— START OF INPUT FOR THIS TASK —
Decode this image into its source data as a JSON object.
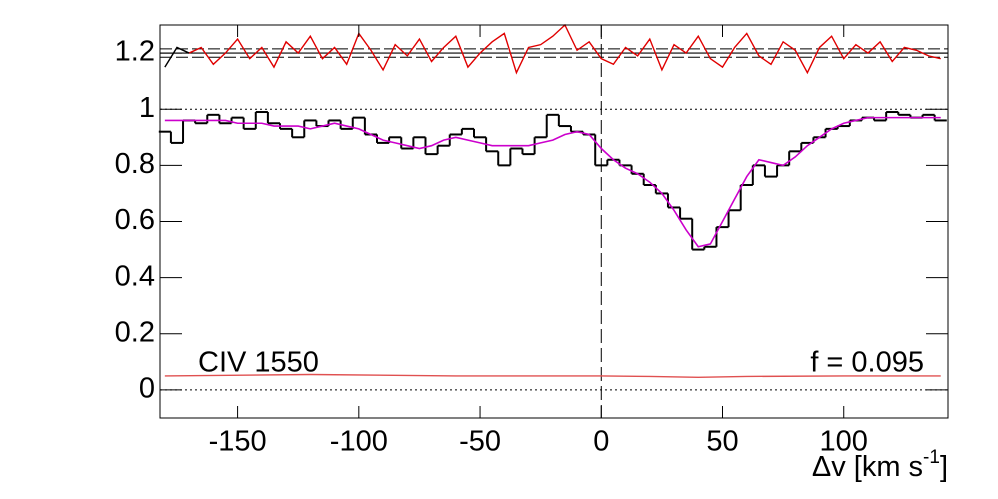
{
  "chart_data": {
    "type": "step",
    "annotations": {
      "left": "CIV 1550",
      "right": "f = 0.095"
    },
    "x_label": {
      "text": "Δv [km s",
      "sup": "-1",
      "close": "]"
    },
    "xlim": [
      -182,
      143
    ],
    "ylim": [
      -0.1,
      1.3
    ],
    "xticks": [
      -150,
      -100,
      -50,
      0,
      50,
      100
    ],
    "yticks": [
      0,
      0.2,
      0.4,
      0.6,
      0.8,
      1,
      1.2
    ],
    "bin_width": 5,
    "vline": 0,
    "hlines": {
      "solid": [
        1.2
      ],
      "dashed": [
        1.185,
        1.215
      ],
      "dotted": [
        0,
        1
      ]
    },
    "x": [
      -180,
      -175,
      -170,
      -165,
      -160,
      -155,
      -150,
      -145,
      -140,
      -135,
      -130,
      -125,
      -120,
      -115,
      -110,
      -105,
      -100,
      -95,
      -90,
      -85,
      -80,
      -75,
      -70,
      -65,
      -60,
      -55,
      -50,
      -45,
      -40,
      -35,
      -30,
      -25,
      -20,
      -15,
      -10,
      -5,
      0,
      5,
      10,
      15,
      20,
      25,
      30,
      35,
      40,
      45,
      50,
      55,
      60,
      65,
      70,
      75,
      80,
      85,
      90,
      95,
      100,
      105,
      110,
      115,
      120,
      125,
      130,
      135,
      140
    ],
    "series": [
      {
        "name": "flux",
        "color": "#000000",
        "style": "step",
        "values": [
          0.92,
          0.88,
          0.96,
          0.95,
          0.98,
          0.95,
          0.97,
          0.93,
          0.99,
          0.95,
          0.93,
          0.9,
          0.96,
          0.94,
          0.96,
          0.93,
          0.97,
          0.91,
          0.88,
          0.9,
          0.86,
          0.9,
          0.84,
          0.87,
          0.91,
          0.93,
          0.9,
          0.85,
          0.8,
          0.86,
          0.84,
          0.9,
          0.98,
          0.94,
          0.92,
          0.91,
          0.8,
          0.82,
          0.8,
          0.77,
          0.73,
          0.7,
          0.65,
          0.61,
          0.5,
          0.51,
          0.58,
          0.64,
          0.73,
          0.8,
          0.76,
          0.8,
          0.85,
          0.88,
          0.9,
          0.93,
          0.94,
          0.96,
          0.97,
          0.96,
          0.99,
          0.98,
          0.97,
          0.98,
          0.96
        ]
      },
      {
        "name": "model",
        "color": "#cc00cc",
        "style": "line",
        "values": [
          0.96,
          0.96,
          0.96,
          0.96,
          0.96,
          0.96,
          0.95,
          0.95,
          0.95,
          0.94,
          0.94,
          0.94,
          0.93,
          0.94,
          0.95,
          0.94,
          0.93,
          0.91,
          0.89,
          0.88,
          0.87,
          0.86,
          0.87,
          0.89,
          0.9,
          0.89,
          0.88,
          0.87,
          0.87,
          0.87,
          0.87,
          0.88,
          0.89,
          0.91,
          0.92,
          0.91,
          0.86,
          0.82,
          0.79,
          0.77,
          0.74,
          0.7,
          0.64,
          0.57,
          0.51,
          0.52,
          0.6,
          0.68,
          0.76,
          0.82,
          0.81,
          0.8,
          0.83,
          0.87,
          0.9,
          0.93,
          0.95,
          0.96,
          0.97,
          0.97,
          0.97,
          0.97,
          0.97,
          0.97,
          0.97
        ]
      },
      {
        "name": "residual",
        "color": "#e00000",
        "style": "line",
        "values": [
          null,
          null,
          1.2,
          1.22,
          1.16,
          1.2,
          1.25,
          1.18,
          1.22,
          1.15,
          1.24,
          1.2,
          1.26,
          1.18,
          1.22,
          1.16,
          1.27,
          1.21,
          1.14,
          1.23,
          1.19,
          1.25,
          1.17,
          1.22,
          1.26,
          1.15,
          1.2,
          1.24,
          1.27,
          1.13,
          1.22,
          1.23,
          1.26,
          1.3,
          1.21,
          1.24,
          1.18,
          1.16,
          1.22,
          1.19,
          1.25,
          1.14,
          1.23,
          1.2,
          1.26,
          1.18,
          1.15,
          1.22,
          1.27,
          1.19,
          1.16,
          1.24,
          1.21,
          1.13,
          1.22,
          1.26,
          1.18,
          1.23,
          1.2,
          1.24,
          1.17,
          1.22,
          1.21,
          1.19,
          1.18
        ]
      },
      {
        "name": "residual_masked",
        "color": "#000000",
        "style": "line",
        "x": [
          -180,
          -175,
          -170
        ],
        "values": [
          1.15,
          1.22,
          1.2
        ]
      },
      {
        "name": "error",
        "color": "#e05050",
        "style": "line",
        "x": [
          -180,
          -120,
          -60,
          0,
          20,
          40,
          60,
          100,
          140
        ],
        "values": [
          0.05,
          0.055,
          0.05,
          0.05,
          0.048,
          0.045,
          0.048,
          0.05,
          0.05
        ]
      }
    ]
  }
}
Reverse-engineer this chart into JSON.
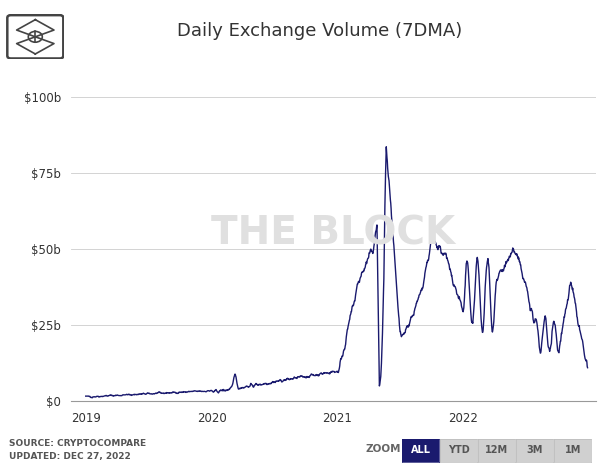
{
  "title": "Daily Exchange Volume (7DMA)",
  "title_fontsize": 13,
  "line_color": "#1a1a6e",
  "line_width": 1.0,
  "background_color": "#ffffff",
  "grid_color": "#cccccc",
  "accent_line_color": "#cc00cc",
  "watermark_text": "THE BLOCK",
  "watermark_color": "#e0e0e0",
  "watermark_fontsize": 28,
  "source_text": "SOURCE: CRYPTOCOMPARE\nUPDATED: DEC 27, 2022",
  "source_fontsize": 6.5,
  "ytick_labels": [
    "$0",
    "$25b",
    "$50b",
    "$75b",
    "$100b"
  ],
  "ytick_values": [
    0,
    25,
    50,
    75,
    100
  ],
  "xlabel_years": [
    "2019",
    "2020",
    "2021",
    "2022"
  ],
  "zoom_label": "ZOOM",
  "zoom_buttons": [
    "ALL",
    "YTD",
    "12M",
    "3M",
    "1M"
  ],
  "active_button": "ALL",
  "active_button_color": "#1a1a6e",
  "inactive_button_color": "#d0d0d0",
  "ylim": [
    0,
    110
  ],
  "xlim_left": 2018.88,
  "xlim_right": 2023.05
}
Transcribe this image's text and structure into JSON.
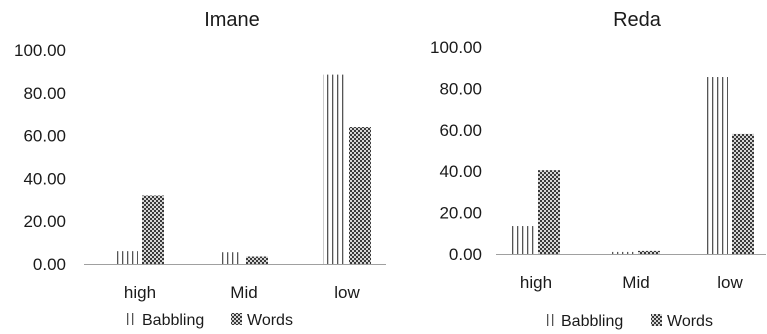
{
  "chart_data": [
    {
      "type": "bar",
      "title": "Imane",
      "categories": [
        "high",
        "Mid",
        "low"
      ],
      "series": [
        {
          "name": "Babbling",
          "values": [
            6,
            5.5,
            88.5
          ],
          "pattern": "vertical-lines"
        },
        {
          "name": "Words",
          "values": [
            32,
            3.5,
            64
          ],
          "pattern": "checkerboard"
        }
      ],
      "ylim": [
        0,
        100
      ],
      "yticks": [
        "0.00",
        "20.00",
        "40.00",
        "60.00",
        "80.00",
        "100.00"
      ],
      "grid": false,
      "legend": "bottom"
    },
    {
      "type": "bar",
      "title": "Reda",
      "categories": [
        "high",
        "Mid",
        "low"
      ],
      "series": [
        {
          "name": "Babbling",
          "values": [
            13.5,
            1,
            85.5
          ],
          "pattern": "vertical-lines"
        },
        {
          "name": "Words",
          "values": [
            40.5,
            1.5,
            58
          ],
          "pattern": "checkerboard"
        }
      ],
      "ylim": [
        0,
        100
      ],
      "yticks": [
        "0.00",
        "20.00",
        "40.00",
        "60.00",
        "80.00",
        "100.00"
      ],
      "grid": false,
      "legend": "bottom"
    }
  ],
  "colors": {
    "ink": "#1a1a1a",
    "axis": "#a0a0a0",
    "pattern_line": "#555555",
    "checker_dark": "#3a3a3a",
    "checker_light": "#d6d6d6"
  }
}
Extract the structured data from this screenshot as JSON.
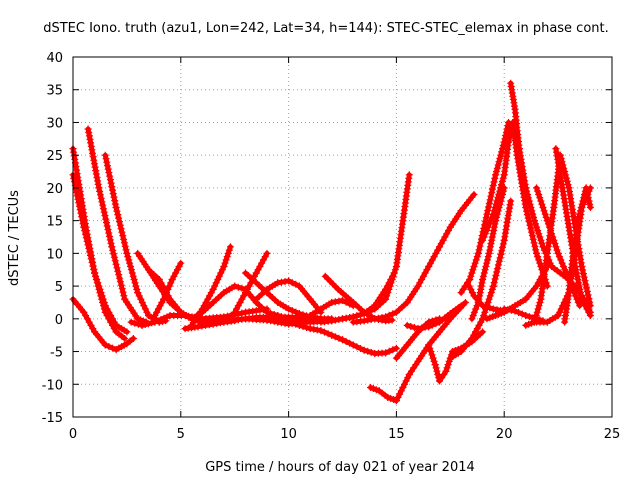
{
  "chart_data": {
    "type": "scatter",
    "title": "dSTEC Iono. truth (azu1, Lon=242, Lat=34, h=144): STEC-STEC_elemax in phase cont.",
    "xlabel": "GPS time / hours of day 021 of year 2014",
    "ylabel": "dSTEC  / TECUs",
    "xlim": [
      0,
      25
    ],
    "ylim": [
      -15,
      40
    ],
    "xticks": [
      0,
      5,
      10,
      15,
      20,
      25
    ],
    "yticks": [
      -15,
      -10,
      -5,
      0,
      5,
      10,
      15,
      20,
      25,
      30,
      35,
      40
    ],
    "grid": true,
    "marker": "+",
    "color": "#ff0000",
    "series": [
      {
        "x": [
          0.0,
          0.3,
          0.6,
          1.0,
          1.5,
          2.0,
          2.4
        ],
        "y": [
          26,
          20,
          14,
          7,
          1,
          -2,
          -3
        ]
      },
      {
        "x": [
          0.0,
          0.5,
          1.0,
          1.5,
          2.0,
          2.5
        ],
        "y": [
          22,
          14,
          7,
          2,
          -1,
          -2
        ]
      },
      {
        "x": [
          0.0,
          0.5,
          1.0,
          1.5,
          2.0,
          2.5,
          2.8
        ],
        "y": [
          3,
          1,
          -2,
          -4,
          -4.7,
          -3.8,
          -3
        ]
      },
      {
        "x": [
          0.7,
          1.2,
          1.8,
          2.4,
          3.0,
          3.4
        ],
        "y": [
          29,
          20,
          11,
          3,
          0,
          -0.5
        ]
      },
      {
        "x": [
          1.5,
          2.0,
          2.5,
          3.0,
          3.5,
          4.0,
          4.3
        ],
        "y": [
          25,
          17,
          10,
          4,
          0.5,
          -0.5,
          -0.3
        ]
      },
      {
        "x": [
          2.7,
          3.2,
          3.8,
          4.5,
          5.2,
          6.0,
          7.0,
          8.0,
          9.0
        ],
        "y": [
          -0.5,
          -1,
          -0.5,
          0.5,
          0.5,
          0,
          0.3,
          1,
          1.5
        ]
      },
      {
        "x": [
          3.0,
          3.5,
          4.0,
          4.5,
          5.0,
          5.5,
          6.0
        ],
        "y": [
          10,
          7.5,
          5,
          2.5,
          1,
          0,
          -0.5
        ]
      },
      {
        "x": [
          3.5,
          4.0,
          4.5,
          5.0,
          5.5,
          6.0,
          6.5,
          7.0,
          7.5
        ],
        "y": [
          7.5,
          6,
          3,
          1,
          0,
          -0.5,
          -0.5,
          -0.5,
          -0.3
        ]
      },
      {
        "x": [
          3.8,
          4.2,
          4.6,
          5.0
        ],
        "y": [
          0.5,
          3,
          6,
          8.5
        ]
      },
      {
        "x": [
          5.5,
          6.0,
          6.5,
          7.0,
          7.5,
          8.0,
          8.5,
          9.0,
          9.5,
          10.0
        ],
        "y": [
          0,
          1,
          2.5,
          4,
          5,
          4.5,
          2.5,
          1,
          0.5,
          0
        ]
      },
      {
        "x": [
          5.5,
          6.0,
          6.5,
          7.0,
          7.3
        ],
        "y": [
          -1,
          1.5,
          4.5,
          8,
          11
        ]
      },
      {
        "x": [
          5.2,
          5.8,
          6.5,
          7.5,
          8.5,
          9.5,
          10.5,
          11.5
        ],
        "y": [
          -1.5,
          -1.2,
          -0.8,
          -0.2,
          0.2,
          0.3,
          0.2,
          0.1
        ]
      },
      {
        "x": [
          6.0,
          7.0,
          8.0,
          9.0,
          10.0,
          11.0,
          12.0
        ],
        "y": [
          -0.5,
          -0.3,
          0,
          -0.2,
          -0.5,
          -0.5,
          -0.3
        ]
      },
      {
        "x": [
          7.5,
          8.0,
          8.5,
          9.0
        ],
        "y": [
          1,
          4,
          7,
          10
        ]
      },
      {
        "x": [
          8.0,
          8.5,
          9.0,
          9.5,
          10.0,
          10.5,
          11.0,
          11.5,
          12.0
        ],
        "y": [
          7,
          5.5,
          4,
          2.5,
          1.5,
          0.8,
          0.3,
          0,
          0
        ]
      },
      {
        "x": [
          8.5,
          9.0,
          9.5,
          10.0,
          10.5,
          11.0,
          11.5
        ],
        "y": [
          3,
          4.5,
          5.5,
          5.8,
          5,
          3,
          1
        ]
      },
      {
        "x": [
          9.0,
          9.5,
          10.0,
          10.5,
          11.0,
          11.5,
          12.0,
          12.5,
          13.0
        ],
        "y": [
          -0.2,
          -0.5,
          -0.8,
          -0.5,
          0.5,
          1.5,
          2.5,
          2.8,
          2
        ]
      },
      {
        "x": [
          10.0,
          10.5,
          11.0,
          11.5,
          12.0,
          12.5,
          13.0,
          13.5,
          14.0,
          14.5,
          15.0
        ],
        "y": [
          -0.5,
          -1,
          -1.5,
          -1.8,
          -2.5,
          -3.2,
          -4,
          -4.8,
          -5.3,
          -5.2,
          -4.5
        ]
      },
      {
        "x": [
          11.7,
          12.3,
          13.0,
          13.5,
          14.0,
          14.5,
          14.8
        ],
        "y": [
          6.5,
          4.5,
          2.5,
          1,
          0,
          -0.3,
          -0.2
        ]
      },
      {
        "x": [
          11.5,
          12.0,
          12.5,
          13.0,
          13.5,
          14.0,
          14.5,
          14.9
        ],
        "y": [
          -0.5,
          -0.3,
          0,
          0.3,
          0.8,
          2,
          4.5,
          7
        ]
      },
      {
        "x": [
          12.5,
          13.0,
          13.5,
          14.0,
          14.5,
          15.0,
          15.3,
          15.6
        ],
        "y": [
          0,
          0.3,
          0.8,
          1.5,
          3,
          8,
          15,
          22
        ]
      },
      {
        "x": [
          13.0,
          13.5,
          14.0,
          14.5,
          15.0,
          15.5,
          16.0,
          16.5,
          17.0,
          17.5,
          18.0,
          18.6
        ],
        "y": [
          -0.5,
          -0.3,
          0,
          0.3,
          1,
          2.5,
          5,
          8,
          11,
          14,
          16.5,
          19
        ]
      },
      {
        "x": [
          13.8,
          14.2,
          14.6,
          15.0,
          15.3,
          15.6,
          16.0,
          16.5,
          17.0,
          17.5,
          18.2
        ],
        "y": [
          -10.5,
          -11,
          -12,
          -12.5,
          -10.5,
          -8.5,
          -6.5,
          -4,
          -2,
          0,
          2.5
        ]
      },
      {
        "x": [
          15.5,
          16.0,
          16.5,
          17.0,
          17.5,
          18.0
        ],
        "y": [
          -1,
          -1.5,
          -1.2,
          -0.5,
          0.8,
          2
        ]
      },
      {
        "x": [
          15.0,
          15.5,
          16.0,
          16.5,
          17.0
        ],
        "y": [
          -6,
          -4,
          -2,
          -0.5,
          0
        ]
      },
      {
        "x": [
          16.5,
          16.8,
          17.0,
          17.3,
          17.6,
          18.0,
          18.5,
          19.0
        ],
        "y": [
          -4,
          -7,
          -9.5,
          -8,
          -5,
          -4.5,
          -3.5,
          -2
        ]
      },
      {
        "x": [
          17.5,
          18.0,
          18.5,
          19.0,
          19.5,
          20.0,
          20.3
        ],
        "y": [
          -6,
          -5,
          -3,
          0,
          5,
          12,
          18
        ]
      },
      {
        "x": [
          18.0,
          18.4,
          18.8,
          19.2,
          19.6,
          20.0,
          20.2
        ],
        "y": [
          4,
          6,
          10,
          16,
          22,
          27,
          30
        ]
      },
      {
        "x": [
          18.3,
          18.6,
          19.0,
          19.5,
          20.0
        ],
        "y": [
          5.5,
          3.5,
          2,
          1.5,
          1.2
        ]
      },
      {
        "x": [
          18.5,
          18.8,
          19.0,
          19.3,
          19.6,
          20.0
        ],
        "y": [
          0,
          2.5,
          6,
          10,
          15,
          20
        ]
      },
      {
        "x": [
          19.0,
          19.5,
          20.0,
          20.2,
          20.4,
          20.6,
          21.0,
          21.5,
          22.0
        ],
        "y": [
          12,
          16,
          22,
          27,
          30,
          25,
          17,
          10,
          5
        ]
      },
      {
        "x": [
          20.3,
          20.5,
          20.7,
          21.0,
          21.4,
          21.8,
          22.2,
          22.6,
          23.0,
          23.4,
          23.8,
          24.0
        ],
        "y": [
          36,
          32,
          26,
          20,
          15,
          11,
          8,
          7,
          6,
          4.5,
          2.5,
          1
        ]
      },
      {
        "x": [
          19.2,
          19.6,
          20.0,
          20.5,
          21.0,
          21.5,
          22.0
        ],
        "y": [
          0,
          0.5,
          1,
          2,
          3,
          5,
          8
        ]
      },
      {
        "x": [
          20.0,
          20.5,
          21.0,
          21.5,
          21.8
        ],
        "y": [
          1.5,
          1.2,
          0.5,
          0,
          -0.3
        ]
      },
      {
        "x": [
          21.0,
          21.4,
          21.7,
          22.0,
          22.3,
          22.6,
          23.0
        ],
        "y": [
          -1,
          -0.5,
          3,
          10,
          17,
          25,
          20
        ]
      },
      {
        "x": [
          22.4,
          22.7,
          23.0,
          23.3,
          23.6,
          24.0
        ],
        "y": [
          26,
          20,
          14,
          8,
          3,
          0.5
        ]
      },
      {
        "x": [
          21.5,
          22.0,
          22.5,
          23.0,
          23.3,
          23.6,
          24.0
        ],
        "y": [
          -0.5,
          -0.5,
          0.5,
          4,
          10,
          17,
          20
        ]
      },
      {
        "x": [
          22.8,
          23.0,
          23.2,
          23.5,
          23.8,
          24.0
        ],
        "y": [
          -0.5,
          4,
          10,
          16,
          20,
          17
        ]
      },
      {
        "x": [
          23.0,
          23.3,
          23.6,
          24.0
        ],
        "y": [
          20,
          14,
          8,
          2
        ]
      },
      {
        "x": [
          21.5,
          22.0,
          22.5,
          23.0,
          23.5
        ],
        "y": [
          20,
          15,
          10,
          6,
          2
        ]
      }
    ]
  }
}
— END OF INPUT FOR THIS TASK —
> [WHAT IS BEING ASKED] From the data above, copy each line where the string "JSON" appears.

> [REPLY TO THE TASK]
Decode this image into its source data as a JSON object.
Reverse-engineer this chart into JSON.
Transcribe this image's text and structure into JSON.
Extract the structured data from this screenshot as JSON.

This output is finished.